**EXERCISE DIRECTIONS**
Reproduce every entry in the listing without alteration.

Records:
## Begin
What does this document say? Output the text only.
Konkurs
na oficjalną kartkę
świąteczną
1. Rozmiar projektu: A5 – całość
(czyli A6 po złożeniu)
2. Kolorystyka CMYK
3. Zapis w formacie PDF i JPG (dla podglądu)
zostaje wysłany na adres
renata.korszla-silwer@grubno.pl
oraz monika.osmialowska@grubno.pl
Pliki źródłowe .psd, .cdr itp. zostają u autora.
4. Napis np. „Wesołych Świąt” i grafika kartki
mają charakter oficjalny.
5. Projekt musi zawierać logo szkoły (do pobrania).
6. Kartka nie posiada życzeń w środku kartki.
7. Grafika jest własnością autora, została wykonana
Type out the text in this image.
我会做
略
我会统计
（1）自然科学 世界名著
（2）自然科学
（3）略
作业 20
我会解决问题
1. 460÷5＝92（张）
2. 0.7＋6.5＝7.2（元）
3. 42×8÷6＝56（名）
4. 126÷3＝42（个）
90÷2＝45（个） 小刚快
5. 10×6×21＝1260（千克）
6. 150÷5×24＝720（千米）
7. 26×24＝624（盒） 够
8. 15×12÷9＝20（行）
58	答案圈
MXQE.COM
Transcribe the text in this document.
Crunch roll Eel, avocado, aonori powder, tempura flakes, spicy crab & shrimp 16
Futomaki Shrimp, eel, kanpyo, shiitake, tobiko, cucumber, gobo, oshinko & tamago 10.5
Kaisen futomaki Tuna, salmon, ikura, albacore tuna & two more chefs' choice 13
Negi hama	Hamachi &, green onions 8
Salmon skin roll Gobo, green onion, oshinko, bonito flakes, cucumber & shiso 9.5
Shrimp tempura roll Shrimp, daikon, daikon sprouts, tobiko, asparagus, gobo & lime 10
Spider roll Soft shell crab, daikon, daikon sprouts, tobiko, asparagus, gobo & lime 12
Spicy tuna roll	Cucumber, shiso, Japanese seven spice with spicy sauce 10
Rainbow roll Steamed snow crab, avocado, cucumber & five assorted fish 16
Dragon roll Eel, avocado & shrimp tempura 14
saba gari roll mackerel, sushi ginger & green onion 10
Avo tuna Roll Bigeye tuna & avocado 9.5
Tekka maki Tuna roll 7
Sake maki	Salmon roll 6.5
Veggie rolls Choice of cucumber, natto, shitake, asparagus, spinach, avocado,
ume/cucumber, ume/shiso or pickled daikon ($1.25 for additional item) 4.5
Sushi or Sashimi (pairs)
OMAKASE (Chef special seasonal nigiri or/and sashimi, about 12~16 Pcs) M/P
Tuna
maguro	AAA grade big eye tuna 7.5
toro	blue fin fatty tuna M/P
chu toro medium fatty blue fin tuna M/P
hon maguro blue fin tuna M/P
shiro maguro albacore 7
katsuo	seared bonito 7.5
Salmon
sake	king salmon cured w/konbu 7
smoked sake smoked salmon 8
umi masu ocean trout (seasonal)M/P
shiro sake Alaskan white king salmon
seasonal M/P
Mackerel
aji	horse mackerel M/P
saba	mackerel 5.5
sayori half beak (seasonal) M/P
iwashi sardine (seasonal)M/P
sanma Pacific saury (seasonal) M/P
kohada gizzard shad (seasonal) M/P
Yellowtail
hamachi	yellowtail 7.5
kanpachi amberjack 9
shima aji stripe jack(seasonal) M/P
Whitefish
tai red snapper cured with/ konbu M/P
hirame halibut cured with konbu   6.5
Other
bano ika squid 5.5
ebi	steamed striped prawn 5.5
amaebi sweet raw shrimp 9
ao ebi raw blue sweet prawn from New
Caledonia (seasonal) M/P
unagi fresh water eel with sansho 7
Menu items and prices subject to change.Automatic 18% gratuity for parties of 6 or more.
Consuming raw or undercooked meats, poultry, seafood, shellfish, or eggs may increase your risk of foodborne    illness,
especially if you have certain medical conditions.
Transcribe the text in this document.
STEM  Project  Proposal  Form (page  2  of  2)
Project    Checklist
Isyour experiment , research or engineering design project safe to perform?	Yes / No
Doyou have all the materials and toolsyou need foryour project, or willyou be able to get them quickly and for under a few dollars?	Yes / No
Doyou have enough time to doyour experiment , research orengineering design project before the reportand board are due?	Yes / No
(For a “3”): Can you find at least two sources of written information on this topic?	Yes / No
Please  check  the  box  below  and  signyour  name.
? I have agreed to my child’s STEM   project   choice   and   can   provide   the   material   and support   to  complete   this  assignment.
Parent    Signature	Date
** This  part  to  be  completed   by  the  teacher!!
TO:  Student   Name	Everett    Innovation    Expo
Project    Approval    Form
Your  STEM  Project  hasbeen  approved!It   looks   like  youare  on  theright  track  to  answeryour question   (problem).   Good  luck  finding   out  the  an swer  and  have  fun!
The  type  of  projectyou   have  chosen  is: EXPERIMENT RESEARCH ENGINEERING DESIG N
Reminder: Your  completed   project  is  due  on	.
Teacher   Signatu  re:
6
## End
**RESULT**
What does this document say? Output the text only.
Konkurs
na oficjalną kartkę
świąteczną
1. Rozmiar projektu: A5 – całość
(czyli A6 po złożeniu)
2. Kolorystyka CMYK
3. Zapis w formacie PDF i JPG (dla podglądu)
zostaje wysłany na adres
renata.korszla-silwer@grubno.pl
oraz monika.osmialowska@grubno.pl
Pliki źródłowe .psd, .cdr itp. zostają u autora.
4. Napis np. „Wesołych Świąt” i grafika kartki
mają charakter oficjalny.
5. Projekt musi zawierać logo szkoły (do pobrania).
6. Kartka nie posiada życzeń w środku kartki.
7. Grafika jest własnością autora, została wykonana
Type out the text in this image.
我会做
略
我会统计
（1）自然科学 世界名著
（2）自然科学
（3）略
作业 20
我会解决问题
1. 460÷5＝92（张）
2. 0.7＋6.5＝7.2（元）
3. 42×8÷6＝56（名）
4. 126÷3＝42（个）
90÷2＝45（个） 小刚快
5. 10×6×21＝1260（千克）
6. 150÷5×24＝720（千米）
7. 26×24＝624（盒） 够
8. 15×12÷9＝20（行）
58	答案圈
MXQE.COM
Transcribe the text in this document.
Crunch roll Eel, avocado, aonori powder, tempura flakes, spicy crab & shrimp 16
Futomaki Shrimp, eel, kanpyo, shiitake, tobiko, cucumber, gobo, oshinko & tamago 10.5
Kaisen futomaki Tuna, salmon, ikura, albacore tuna & two more chefs' choice 13
Negi hama	Hamachi &, green onions 8
Salmon skin roll Gobo, green onion, oshinko, bonito flakes, cucumber & shiso 9.5
Shrimp tempura roll Shrimp, daikon, daikon sprouts, tobiko, asparagus, gobo & lime 10
Spider roll Soft shell crab, daikon, daikon sprouts, tobiko, asparagus, gobo & lime 12
Spicy tuna roll	Cucumber, shiso, Japanese seven spice with spicy sauce 10
Rainbow roll Steamed snow crab, avocado, cucumber & five assorted fish 16
Dragon roll Eel, avocado & shrimp tempura 14
saba gari roll mackerel, sushi ginger & green onion 10
Avo tuna Roll Bigeye tuna & avocado 9.5
Tekka maki Tuna roll 7
Sake maki	Salmon roll 6.5
Veggie rolls Choice of cucumber, natto, shitake, asparagus, spinach, avocado,
ume/cucumber, ume/shiso or pickled daikon ($1.25 for additional item) 4.5
Sushi or Sashimi (pairs)
OMAKASE (Chef special seasonal nigiri or/and sashimi, about 12~16 Pcs) M/P
Tuna
maguro	AAA grade big eye tuna 7.5
toro	blue fin fatty tuna M/P
chu toro medium fatty blue fin tuna M/P
hon maguro blue fin tuna M/P
shiro maguro albacore 7
katsuo	seared bonito 7.5
Salmon
sake	king salmon cured w/konbu 7
smoked sake smoked salmon 8
umi masu ocean trout (seasonal)M/P
shiro sake Alaskan white king salmon
seasonal M/P
Mackerel
aji	horse mackerel M/P
saba	mackerel 5.5
sayori half beak (seasonal) M/P
iwashi sardine (seasonal)M/P
sanma Pacific saury (seasonal) M/P
kohada gizzard shad (seasonal) M/P
Yellowtail
hamachi	yellowtail 7.5
kanpachi amberjack 9
shima aji stripe jack(seasonal) M/P
Whitefish
tai red snapper cured with/ konbu M/P
hirame halibut cured with konbu   6.5
Other
bano ika squid 5.5
ebi	steamed striped prawn 5.5
amaebi sweet raw shrimp 9
ao ebi raw blue sweet prawn from New
Caledonia (seasonal) M/P
unagi fresh water eel with sansho 7
Menu items and prices subject to change.Automatic 18% gratuity for parties of 6 or more.
Consuming raw or undercooked meats, poultry, seafood, shellfish, or eggs may increase your risk of foodborne    illness,
especially if you have certain medical conditions.
Transcribe the text in this document.
STEM  Project  Proposal  Form (page  2  of  2)
Project    Checklist
Isyour experiment , research or engineering design project safe to perform?	Yes / No
Doyou have all the materials and toolsyou need foryour project, or willyou be able to get them quickly and for under a few dollars?	Yes / No
Doyou have enough time to doyour experiment , research orengineering design project before the reportand board are due?	Yes / No
(For a “3”): Can you find at least two sources of written information on this topic?	Yes / No
Please  check  the  box  below  and  signyour  name.
? I have agreed to my child’s STEM   project   choice   and   can   provide   the   material   and support   to  complete   this  assignment.
Parent    Signature	Date
** This  part  to  be  completed   by  the  teacher!!
TO:  Student   Name	Everett    Innovation    Expo
Project    Approval    Form
Your  STEM  Project  hasbeen  approved!It   looks   like  youare  on  theright  track  to  answeryour question   (problem).   Good  luck  finding   out  the  an swer  and  have  fun!
The  type  of  projectyou   have  chosen  is: EXPERIMENT RESEARCH ENGINEERING DESIG N
Reminder: Your  completed   project  is  due  on	.
Teacher   Signatu  re:
6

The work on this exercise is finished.